Exercise requirements:
Answer these questions from the text on anesthesiologists moving into leadership roles below.
1. By what percentage were Medicaid payments being cut when the RBRVS rules came out?
2. What does Mary Dale Peterson name as the reason for going into medicine in the first place?
3. With which two institutions has the ASA partnered to develop leadership opportunities for members?

Text under study:
───
Mary Dale Peterson, MD, MHSCA, FACHE, chief operating officer, Driscoll Children’s Hospital; former CEO, Driscoll Children’s Health Plan; first vice president, ASA. As an anesthesiologist in a short-staffed department at Driscoll, “I realized that I needed to understand the finances of the department and the contracts we had in order to get the number of people we needed because we were working really hard. That’s when I took over the office administration and renegotiated all of the contracts. When the resource-based relative value scale (RBRVS) rules came out, Medicaid payments were being cut 25 percent. I had to negotiate with the hospital administration for subsidies to keep our anesthesia department together. That was my journey into understanding that finance and negotiation skills are really important.
“People ask me ‘Wouldn’t that be boring, getting into administration?’ In a children’s hospital, you see a lot of sad things, but what was saddest was seeing children with a lot of preventable conditions. The reason I went into medicine to begin with was to advocate for our patients. When you see things that are wrong you keep working on fixing them. But none of these things were planned in my life. Sometimes the best things are unplanned.”
The current environment is favorable for anesthesiologists interested in making the transition to executive positions, including positions as healthcare administrators, Mr. Pomerantz said. “Now, most leading healthcare systems are looking for and demanding clinically oriented leaders to lead the system.” The ASA has responded by making leadership development a pillar of its strategic plan. As part of that plan, ASA has partnered with the American College of Healthcare Executives and the Northwestern University Kellogg School of Management to develop a range of leadership development opportunities for members. “There are already a lot of anesthesiologists in leadership roles,” Mr. Pomerantz said. The goal of the current initiatives is to further this leadership development so that more members can become influential in decision making.
───
Data listing:

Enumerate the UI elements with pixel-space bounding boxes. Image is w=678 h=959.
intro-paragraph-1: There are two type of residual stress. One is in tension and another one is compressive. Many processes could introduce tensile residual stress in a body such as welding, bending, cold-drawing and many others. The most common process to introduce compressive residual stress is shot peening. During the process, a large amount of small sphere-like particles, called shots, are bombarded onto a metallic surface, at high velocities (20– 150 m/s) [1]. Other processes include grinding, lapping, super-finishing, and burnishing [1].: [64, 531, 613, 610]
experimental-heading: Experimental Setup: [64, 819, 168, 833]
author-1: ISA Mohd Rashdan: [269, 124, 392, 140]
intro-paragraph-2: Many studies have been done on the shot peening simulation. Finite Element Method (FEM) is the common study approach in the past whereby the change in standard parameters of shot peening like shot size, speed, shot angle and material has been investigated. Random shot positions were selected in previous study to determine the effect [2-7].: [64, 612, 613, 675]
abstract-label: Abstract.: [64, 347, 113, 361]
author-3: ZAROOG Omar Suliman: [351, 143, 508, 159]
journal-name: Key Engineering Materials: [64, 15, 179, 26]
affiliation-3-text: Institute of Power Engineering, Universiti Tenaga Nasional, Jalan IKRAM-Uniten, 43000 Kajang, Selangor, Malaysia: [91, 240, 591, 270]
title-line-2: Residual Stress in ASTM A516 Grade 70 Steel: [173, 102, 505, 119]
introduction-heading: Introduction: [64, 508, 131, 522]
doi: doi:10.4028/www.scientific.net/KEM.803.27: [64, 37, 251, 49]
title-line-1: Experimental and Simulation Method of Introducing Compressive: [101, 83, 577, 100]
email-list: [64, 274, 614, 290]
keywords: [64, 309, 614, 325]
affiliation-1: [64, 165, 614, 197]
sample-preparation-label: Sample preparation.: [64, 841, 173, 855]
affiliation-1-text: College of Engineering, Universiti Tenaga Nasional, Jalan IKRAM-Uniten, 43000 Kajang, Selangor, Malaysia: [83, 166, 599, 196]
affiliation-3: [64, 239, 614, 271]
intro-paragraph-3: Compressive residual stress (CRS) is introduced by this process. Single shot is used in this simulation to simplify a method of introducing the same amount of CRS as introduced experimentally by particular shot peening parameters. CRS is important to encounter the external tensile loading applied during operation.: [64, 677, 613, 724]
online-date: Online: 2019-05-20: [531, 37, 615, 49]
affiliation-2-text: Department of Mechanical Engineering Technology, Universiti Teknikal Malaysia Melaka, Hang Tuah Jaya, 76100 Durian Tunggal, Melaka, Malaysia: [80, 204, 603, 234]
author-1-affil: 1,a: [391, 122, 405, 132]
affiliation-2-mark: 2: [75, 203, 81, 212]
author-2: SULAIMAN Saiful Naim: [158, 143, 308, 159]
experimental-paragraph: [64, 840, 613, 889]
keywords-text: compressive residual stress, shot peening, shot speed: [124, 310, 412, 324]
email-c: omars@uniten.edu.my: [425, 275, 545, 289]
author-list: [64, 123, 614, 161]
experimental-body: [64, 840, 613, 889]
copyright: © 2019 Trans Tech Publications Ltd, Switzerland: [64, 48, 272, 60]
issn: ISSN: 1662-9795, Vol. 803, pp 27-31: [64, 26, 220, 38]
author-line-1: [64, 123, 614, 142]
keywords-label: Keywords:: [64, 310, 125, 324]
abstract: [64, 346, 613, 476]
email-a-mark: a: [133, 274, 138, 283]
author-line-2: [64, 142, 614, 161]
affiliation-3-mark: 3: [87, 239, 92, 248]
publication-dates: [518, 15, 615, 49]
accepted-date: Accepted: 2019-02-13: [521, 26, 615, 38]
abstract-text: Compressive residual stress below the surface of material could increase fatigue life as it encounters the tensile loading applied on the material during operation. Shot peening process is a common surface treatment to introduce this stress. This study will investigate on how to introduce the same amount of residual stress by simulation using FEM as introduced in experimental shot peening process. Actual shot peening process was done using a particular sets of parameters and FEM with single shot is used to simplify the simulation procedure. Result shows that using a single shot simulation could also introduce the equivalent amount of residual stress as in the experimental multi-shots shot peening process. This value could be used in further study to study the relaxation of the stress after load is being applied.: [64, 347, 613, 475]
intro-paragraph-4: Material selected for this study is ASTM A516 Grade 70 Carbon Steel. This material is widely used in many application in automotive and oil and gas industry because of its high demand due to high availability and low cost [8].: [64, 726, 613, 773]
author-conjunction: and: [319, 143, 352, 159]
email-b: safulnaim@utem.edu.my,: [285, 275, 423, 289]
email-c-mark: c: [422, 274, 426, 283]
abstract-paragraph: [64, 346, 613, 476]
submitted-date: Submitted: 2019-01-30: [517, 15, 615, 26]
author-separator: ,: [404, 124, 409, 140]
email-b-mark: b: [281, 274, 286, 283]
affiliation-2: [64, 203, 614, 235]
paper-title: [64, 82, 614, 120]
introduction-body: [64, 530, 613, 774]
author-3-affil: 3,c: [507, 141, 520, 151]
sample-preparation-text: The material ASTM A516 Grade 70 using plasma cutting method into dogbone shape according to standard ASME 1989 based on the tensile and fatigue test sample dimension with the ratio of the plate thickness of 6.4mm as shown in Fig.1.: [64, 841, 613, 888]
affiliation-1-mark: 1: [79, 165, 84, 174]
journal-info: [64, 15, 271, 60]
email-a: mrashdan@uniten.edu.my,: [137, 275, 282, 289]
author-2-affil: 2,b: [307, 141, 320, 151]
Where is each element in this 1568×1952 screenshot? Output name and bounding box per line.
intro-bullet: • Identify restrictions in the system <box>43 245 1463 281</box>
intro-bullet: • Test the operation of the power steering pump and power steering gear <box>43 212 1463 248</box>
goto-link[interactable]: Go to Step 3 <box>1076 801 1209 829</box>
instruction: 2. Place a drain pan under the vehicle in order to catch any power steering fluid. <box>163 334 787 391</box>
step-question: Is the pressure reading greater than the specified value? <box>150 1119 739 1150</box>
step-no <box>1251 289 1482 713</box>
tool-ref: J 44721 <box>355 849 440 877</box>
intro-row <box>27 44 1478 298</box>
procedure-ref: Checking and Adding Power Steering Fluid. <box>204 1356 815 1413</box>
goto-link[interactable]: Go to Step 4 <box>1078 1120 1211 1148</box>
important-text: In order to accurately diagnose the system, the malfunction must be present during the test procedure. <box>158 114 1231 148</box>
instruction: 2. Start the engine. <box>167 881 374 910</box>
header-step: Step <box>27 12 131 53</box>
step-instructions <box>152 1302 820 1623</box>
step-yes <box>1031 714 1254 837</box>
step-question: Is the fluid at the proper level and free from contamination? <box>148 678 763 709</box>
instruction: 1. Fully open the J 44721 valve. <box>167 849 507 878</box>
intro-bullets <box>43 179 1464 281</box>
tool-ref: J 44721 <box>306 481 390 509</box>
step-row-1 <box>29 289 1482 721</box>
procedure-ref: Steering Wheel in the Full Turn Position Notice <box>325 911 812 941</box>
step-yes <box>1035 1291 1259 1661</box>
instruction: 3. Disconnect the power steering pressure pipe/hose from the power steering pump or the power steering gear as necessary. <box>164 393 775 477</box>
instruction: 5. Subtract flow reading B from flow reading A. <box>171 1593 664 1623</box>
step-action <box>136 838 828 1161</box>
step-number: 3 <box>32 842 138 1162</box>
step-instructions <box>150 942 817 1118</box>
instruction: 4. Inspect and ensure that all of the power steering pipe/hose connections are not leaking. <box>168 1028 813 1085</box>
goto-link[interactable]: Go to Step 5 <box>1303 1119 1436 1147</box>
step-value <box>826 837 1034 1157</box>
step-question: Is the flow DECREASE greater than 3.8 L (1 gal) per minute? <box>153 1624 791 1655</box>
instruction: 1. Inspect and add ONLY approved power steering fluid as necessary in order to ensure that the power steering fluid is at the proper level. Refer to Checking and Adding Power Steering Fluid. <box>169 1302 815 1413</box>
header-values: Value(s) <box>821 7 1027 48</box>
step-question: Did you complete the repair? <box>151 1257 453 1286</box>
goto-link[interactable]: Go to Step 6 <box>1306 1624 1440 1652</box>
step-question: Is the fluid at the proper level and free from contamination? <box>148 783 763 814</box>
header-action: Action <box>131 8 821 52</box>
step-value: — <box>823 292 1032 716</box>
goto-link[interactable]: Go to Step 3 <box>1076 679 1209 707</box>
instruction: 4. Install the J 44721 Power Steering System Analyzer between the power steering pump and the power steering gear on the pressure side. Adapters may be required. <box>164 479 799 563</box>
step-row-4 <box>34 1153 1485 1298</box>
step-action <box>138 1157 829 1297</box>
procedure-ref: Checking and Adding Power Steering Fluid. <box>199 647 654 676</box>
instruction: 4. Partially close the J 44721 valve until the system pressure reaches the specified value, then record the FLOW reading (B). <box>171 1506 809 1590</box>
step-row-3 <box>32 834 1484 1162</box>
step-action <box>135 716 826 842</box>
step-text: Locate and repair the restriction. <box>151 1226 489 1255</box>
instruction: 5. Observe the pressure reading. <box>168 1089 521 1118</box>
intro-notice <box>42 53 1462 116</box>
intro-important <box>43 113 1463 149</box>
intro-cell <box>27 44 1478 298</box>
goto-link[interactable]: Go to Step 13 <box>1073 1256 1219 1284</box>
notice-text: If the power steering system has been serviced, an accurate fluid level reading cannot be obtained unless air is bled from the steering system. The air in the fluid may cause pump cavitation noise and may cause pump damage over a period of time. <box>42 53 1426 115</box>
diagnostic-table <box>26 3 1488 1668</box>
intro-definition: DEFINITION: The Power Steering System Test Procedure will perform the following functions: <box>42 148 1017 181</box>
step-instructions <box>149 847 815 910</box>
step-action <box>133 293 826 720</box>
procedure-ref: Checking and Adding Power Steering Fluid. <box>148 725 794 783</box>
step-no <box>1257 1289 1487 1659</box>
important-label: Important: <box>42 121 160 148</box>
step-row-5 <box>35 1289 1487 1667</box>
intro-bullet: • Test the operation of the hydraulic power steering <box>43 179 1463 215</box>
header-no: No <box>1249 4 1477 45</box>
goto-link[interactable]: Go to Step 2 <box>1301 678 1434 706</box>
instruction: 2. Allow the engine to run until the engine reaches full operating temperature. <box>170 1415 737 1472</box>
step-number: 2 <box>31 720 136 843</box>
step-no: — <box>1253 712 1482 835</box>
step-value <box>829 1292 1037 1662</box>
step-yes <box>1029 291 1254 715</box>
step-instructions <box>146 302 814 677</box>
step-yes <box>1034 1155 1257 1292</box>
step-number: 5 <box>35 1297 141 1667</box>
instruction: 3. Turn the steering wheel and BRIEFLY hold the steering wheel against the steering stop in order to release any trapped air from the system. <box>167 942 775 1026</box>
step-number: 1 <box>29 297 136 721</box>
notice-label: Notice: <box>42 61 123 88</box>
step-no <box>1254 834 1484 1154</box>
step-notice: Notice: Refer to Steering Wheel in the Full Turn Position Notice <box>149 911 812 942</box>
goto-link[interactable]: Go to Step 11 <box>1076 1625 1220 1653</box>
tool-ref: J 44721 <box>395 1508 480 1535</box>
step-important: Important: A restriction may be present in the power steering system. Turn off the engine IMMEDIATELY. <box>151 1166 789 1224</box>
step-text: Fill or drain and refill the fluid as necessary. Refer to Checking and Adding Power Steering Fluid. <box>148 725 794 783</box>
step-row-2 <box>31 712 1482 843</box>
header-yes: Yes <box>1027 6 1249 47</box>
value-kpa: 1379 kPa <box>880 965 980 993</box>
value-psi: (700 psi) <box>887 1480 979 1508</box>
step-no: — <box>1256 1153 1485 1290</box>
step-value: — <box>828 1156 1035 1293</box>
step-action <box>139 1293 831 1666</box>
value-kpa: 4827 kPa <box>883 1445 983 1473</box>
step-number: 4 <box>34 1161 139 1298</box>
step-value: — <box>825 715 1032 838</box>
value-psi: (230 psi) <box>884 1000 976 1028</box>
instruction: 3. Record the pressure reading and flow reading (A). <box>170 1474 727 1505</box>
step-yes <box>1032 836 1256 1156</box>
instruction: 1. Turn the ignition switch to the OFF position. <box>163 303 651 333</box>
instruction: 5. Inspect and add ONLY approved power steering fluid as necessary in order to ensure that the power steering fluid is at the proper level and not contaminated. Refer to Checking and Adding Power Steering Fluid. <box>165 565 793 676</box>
───
Answer:
1. 25 percent.
2. To advocate for patients.
3. The American College of Healthcare Executives and the Northwestern University Kellogg School of Management.